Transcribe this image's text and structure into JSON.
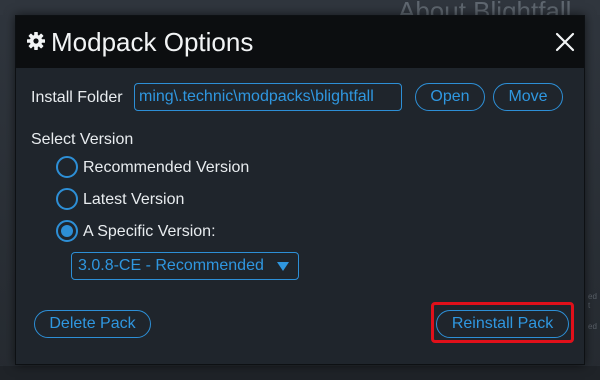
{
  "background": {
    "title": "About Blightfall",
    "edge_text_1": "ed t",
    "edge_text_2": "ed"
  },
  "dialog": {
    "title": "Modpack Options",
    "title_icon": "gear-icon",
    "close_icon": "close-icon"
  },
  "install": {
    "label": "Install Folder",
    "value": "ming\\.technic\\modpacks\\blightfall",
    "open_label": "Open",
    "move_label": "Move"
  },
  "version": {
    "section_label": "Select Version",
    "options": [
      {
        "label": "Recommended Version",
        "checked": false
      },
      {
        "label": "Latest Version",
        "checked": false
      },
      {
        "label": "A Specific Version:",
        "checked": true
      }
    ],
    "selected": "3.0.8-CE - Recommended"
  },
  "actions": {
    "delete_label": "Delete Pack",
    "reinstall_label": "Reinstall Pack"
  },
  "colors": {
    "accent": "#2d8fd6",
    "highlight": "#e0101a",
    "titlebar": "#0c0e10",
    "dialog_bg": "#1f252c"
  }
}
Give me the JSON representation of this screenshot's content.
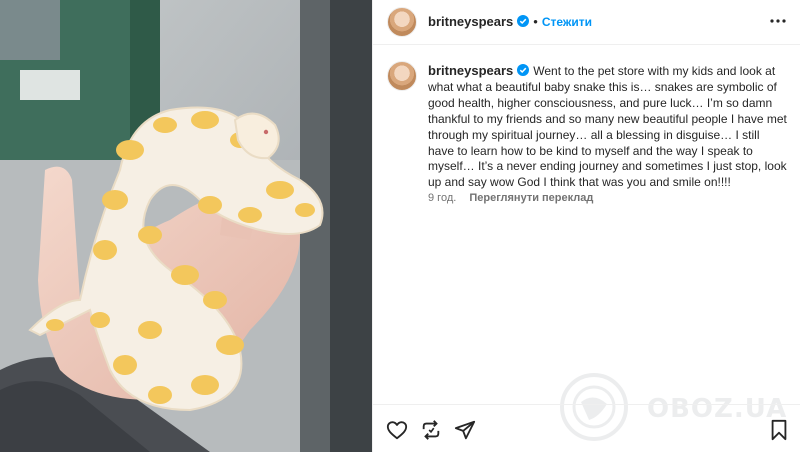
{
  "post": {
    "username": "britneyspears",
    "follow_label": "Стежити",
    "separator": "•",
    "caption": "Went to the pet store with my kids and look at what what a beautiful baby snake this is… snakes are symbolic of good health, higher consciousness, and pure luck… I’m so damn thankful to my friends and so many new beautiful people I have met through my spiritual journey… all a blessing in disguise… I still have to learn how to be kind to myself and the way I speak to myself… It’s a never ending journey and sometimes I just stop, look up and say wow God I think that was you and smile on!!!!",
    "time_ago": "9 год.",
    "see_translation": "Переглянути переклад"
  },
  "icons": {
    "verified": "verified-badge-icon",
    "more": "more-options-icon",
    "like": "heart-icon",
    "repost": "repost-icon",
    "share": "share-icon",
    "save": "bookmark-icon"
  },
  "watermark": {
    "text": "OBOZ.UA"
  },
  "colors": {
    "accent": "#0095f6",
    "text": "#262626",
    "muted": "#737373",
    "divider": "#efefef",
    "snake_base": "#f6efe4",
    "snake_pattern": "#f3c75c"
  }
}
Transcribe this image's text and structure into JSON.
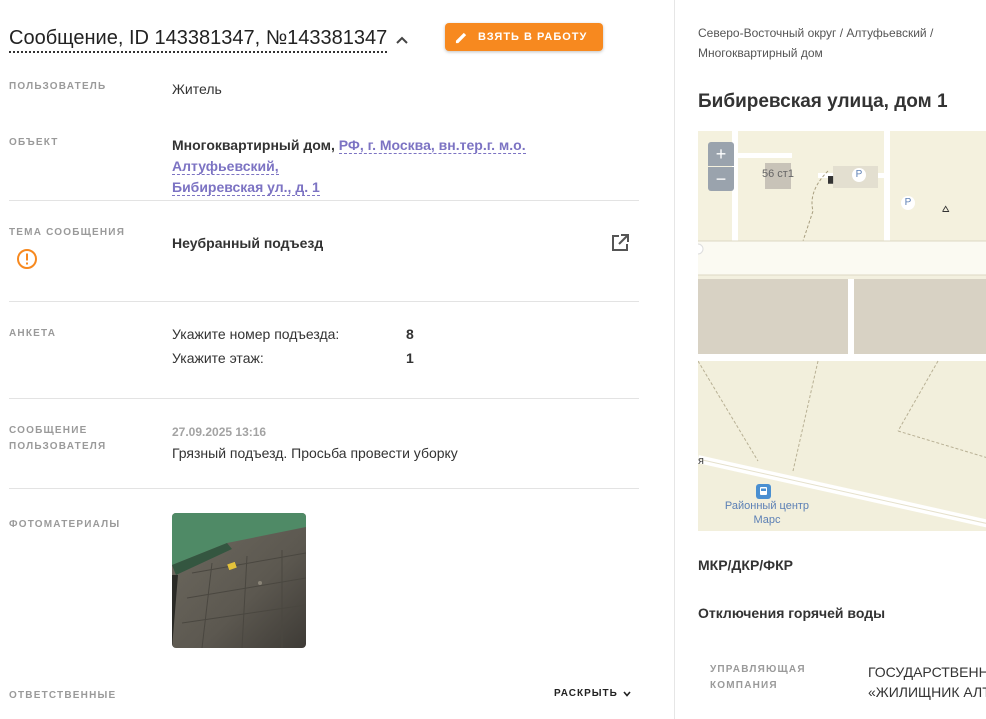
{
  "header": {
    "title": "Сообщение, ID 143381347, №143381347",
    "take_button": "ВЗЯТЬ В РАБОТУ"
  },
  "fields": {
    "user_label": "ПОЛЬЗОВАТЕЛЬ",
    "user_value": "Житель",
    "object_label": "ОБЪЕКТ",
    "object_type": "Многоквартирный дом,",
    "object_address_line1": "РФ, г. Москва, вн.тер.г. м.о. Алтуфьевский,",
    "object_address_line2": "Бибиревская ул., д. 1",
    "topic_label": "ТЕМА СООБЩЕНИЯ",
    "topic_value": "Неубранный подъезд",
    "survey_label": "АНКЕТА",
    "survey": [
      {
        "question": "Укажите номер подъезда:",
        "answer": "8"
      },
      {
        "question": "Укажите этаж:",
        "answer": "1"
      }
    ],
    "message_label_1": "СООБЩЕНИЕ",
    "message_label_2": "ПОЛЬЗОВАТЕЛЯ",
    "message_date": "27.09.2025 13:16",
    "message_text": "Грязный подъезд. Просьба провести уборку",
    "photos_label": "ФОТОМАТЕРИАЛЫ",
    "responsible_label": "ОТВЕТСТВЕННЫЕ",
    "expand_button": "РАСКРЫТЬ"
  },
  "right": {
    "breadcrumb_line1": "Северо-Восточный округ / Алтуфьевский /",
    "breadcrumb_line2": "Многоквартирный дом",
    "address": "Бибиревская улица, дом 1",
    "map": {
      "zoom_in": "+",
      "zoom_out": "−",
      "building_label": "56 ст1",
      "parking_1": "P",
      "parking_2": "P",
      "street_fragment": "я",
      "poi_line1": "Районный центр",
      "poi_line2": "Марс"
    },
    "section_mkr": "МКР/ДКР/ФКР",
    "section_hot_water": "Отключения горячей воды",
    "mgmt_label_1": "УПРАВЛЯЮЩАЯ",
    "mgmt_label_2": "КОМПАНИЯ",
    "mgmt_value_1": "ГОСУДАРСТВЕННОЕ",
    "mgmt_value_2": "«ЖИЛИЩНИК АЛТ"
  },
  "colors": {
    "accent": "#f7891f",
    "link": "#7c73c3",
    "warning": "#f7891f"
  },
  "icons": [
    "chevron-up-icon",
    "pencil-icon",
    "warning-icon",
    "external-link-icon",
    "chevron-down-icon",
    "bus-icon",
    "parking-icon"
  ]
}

++++

# [WORK REQUIRED]
Pictures are excluded; output everything else in the data verbatim.

# [TASK OUTPUT]
Transcribe this image's text and structure into JSON.
{
  "background": {
    "title": "About Blightfall",
    "edge_text_1": "ed t",
    "edge_text_2": "ed"
  },
  "dialog": {
    "title": "Modpack Options",
    "title_icon": "gear-icon",
    "close_icon": "close-icon"
  },
  "install": {
    "label": "Install Folder",
    "value": "ming\\.technic\\modpacks\\blightfall",
    "open_label": "Open",
    "move_label": "Move"
  },
  "version": {
    "section_label": "Select Version",
    "options": [
      {
        "label": "Recommended Version",
        "checked": false
      },
      {
        "label": "Latest Version",
        "checked": false
      },
      {
        "label": "A Specific Version:",
        "checked": true
      }
    ],
    "selected": "3.0.8-CE - Recommended"
  },
  "actions": {
    "delete_label": "Delete Pack",
    "reinstall_label": "Reinstall Pack"
  },
  "colors": {
    "accent": "#2d8fd6",
    "highlight": "#e0101a",
    "titlebar": "#0c0e10",
    "dialog_bg": "#1f252c"
  }
}
Give me the JSON representation of this screenshot's content.
{
  "post": {
    "username": "britneyspears",
    "follow_label": "Стежити",
    "separator": "•",
    "caption": "Went to the pet store with my kids and look at what what a beautiful baby snake this is… snakes are symbolic of good health, higher consciousness, and pure luck… I’m so damn thankful to my friends and so many new beautiful people I have met through my spiritual journey… all a blessing in disguise… I still have to learn how to be kind to myself and the way I speak to myself… It’s a never ending journey and sometimes I just stop, look up and say wow God I think that was you and smile on!!!!",
    "time_ago": "9 год.",
    "see_translation": "Переглянути переклад"
  },
  "icons": {
    "verified": "verified-badge-icon",
    "more": "more-options-icon",
    "like": "heart-icon",
    "repost": "repost-icon",
    "share": "share-icon",
    "save": "bookmark-icon"
  },
  "watermark": {
    "text": "OBOZ.UA"
  },
  "colors": {
    "accent": "#0095f6",
    "text": "#262626",
    "muted": "#737373",
    "divider": "#efefef",
    "snake_base": "#f6efe4",
    "snake_pattern": "#f3c75c"
  }
}
Transcribe this image's text and structure into JSON.
{
  "header": {
    "title": "Сообщение, ID 143381347, №143381347",
    "take_button": "ВЗЯТЬ В РАБОТУ"
  },
  "fields": {
    "user_label": "ПОЛЬЗОВАТЕЛЬ",
    "user_value": "Житель",
    "object_label": "ОБЪЕКТ",
    "object_type": "Многоквартирный дом,",
    "object_address_line1": "РФ, г. Москва, вн.тер.г. м.о. Алтуфьевский,",
    "object_address_line2": "Бибиревская ул., д. 1",
    "topic_label": "ТЕМА СООБЩЕНИЯ",
    "topic_value": "Неубранный подъезд",
    "survey_label": "АНКЕТА",
    "survey": [
      {
        "question": "Укажите номер подъезда:",
        "answer": "8"
      },
      {
        "question": "Укажите этаж:",
        "answer": "1"
      }
    ],
    "message_label_1": "СООБЩЕНИЕ",
    "message_label_2": "ПОЛЬЗОВАТЕЛЯ",
    "message_date": "27.09.2025 13:16",
    "message_text": "Грязный подъезд. Просьба провести уборку",
    "photos_label": "ФОТОМАТЕРИАЛЫ",
    "responsible_label": "ОТВЕТСТВЕННЫЕ",
    "expand_button": "РАСКРЫТЬ"
  },
  "right": {
    "breadcrumb_line1": "Северо-Восточный округ / Алтуфьевский /",
    "breadcrumb_line2": "Многоквартирный дом",
    "address": "Бибиревская улица, дом 1",
    "map": {
      "zoom_in": "+",
      "zoom_out": "−",
      "building_label": "56 ст1",
      "parking_1": "P",
      "parking_2": "P",
      "street_fragment": "я",
      "poi_line1": "Районный центр",
      "poi_line2": "Марс"
    },
    "section_mkr": "МКР/ДКР/ФКР",
    "section_hot_water": "Отключения горячей воды",
    "mgmt_label_1": "УПРАВЛЯЮЩАЯ",
    "mgmt_label_2": "КОМПАНИЯ",
    "mgmt_value_1": "ГОСУДАРСТВЕННОЕ",
    "mgmt_value_2": "«ЖИЛИЩНИК АЛТ"
  },
  "colors": {
    "accent": "#f7891f",
    "link": "#7c73c3",
    "warning": "#f7891f"
  },
  "icons": [
    "chevron-up-icon",
    "pencil-icon",
    "warning-icon",
    "external-link-icon",
    "chevron-down-icon",
    "bus-icon",
    "parking-icon"
  ]
}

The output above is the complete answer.